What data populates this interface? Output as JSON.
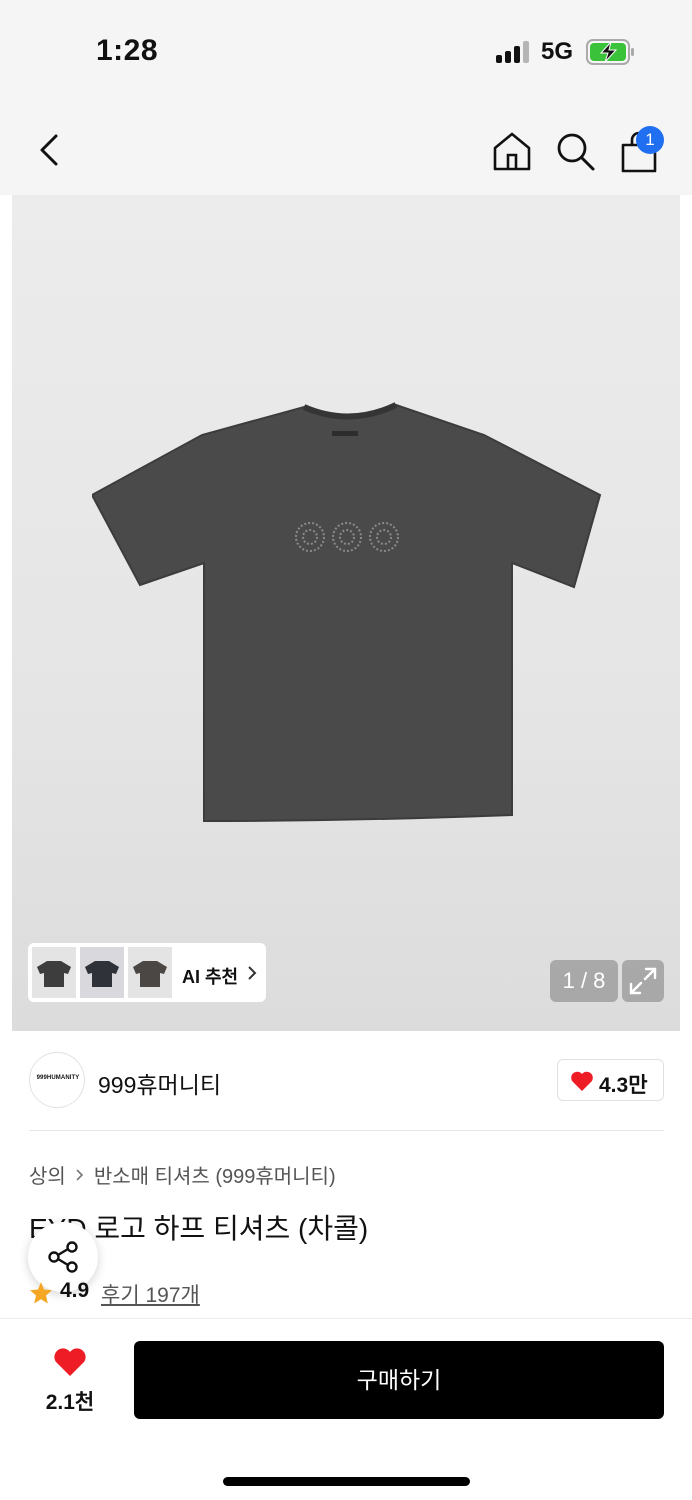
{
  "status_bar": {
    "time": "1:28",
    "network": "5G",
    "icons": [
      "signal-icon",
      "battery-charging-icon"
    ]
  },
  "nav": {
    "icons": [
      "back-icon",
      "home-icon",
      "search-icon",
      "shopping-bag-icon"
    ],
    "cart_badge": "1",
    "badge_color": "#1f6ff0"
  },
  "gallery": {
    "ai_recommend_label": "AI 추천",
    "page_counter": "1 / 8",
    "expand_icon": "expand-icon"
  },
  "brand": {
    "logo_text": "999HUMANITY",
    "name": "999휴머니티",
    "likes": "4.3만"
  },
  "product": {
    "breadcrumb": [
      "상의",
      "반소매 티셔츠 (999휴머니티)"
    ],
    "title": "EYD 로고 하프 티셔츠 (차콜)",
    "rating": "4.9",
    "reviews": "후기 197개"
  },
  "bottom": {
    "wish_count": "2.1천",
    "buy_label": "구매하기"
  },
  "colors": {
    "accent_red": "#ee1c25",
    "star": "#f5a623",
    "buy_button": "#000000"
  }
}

* [Exercise brief] Leave the pictures out and output the rest of the listing exactly.

* [Answer for this exercise]
What data populates this interface? Output as JSON.
{
  "status_bar": {
    "time": "1:28",
    "network": "5G",
    "icons": [
      "signal-icon",
      "battery-charging-icon"
    ]
  },
  "nav": {
    "icons": [
      "back-icon",
      "home-icon",
      "search-icon",
      "shopping-bag-icon"
    ],
    "cart_badge": "1",
    "badge_color": "#1f6ff0"
  },
  "gallery": {
    "ai_recommend_label": "AI 추천",
    "page_counter": "1 / 8",
    "expand_icon": "expand-icon"
  },
  "brand": {
    "logo_text": "999HUMANITY",
    "name": "999휴머니티",
    "likes": "4.3만"
  },
  "product": {
    "breadcrumb": [
      "상의",
      "반소매 티셔츠 (999휴머니티)"
    ],
    "title": "EYD 로고 하프 티셔츠 (차콜)",
    "rating": "4.9",
    "reviews": "후기 197개"
  },
  "bottom": {
    "wish_count": "2.1천",
    "buy_label": "구매하기"
  },
  "colors": {
    "accent_red": "#ee1c25",
    "star": "#f5a623",
    "buy_button": "#000000"
  }
}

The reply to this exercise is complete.